▸ What the task asks: Repeat all the records exactly, omitting pictures.

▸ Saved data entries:
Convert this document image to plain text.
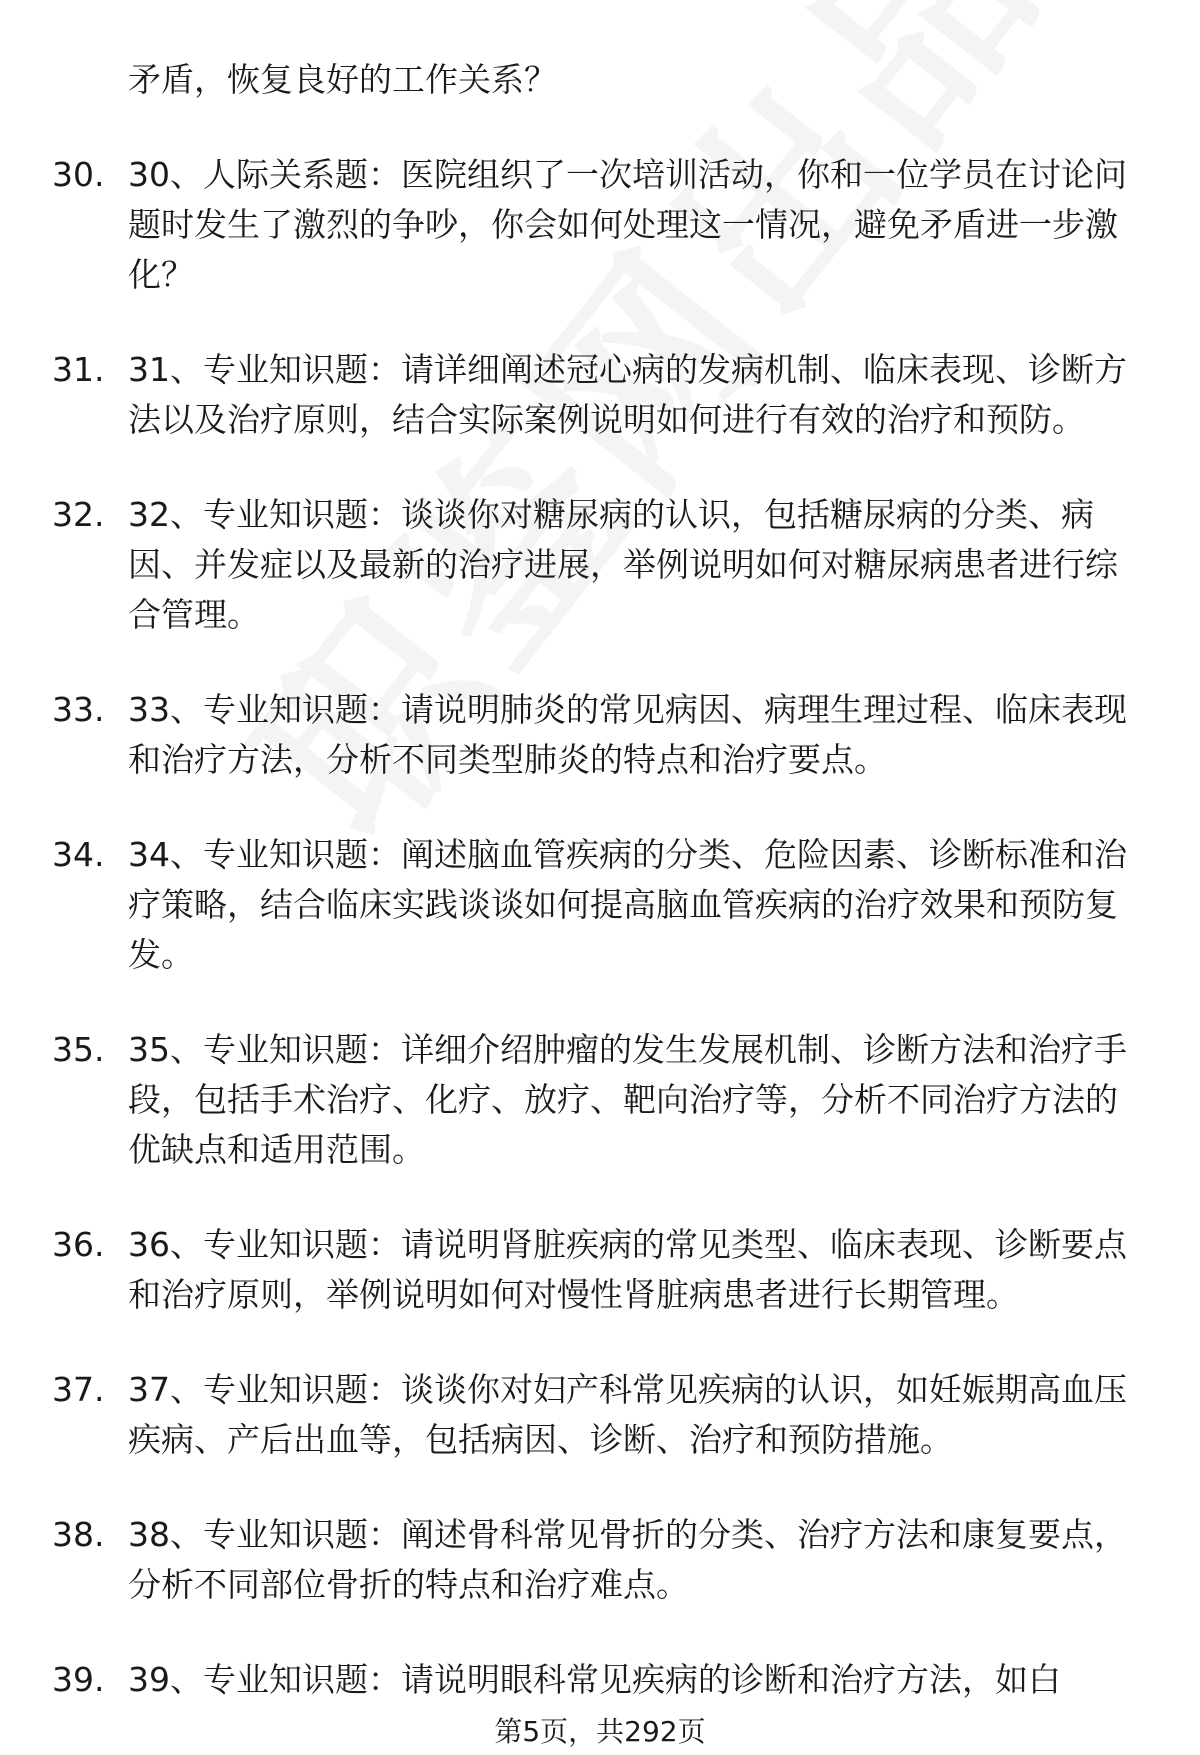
矛盾，恢复良好的工作关系？

30. 30、人际关系题：医院组织了一次培训活动，你和一位学员在讨论问题时发生了激烈的争吵，你会如何处理这一情况，避免矛盾进一步激化？
31. 31、专业知识题：请详细阐述冠心病的发病机制、临床表现、诊断方法以及治疗原则，结合实际案例说明如何进行有效的治疗和预防。
32. 32、专业知识题：谈谈你对糖尿病的认识，包括糖尿病的分类、病因、并发症以及最新的治疗进展，举例说明如何对糖尿病患者进行综合管理。
33. 33、专业知识题：请说明肺炎的常见病因、病理生理过程、临床表现和治疗方法，分析不同类型肺炎的特点和治疗要点。
34. 34、专业知识题：阐述脑血管疾病的分类、危险因素、诊断标准和治疗策略，结合临床实践谈谈如何提高脑血管疾病的治疗效果和预防复发。
35. 35、专业知识题：详细介绍肿瘤的发生发展机制、诊断方法和治疗手段，包括手术治疗、化疗、放疗、靶向治疗等，分析不同治疗方法的优缺点和适用范围。
36. 36、专业知识题：请说明肾脏疾病的常见类型、临床表现、诊断要点和治疗原则，举例说明如何对慢性肾脏病患者进行长期管理。
37. 37、专业知识题：谈谈你对妇产科常见疾病的认识，如妊娠期高血压疾病、产后出血等，包括病因、诊断、治疗和预防措施。
38. 38、专业知识题：阐述骨科常见骨折的分类、治疗方法和康复要点，分析不同部位骨折的特点和治疗难点。
39. 39、专业知识题：请说明眼科常见疾病的诊断和治疗方法，如白
第5页，共292页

▸ Solution to the exercise:
Convert this document image to plain text.
矛盾，恢复良好的工作关系？

30. 30、人际关系题：医院组织了一次培训活动，你和一位学员在讨论问题时发生了激烈的争吵，你会如何处理这一情况，避免矛盾进一步激化？
31. 31、专业知识题：请详细阐述冠心病的发病机制、临床表现、诊断方法以及治疗原则，结合实际案例说明如何进行有效的治疗和预防。
32. 32、专业知识题：谈谈你对糖尿病的认识，包括糖尿病的分类、病因、并发症以及最新的治疗进展，举例说明如何对糖尿病患者进行综合管理。
33. 33、专业知识题：请说明肺炎的常见病因、病理生理过程、临床表现和治疗方法，分析不同类型肺炎的特点和治疗要点。
34. 34、专业知识题：阐述脑血管疾病的分类、危险因素、诊断标准和治疗策略，结合临床实践谈谈如何提高脑血管疾病的治疗效果和预防复发。
35. 35、专业知识题：详细介绍肿瘤的发生发展机制、诊断方法和治疗手段，包括手术治疗、化疗、放疗、靶向治疗等，分析不同治疗方法的优缺点和适用范围。
36. 36、专业知识题：请说明肾脏疾病的常见类型、临床表现、诊断要点和治疗原则，举例说明如何对慢性肾脏病患者进行长期管理。
37. 37、专业知识题：谈谈你对妇产科常见疾病的认识，如妊娠期高血压疾病、产后出血等，包括病因、诊断、治疗和预防措施。
38. 38、专业知识题：阐述骨科常见骨折的分类、治疗方法和康复要点，分析不同部位骨折的特点和治疗难点。
39. 39、专业知识题：请说明眼科常见疾病的诊断和治疗方法，如白
第5页，共292页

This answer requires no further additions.